Stored data:
::::::::
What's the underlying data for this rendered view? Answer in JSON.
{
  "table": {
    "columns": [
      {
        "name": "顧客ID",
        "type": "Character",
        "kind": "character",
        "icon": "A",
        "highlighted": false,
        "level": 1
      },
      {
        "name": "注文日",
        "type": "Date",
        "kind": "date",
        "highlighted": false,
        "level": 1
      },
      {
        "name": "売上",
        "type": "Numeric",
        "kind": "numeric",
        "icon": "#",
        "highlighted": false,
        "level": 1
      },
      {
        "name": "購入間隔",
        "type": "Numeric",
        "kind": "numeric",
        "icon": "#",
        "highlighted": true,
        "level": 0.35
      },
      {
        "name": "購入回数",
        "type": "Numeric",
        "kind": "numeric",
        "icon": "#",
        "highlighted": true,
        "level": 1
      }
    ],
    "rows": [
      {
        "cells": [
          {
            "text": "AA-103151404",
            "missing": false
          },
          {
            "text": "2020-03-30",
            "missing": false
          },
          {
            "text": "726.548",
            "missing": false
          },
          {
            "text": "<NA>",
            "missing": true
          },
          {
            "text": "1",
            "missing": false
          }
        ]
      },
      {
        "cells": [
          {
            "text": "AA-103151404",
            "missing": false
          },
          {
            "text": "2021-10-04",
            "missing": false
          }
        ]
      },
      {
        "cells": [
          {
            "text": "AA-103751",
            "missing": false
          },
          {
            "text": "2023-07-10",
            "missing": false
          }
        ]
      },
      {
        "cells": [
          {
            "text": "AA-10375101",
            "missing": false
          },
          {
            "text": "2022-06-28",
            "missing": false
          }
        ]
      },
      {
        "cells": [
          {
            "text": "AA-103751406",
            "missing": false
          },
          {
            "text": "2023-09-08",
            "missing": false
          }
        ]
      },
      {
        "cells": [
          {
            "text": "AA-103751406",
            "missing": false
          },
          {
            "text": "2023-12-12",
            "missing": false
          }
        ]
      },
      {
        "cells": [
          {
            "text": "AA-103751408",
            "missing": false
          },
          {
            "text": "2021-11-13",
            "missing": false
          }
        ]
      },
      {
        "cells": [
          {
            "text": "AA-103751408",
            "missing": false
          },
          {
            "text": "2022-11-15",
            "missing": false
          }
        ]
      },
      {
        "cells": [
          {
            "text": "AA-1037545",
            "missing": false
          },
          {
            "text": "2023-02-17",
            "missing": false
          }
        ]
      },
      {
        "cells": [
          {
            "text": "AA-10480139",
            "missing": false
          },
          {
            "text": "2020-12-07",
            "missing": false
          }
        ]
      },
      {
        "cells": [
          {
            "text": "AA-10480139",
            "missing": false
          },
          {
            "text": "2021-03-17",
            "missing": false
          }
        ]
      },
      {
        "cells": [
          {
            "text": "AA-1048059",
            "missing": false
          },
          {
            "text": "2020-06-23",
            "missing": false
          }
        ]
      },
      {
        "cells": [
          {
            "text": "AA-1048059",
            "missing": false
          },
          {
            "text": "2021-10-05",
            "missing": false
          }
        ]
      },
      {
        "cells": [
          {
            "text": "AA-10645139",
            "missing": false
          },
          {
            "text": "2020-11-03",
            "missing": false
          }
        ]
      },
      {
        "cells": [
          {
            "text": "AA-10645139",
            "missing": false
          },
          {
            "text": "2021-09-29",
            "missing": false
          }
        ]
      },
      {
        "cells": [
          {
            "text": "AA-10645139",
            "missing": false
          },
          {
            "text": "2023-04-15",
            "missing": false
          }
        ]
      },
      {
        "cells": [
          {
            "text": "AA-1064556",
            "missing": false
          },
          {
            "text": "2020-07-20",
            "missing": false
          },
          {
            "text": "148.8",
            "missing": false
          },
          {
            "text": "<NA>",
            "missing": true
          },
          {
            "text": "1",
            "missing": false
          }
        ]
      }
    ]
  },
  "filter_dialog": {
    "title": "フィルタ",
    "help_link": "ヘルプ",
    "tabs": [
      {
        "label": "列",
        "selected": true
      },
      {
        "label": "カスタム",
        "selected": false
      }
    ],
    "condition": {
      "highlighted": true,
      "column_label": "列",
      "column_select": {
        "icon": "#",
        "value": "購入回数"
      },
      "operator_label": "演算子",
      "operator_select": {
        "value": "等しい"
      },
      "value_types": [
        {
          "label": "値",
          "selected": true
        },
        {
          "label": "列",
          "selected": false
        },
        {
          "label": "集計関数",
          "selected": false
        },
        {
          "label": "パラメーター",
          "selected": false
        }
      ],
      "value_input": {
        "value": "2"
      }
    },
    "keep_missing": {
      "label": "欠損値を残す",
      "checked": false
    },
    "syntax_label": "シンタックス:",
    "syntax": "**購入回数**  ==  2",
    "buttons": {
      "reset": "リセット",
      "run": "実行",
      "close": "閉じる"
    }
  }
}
::::::::
*REQUIRED WORK*
Read through the data and copy every line where "true" shows up.

*FULL OUTPUT*
        "highlighted": true,
        "highlighted": true,
            "missing": true
            "missing": true
        "selected": true
      "highlighted": true,
          "selected": true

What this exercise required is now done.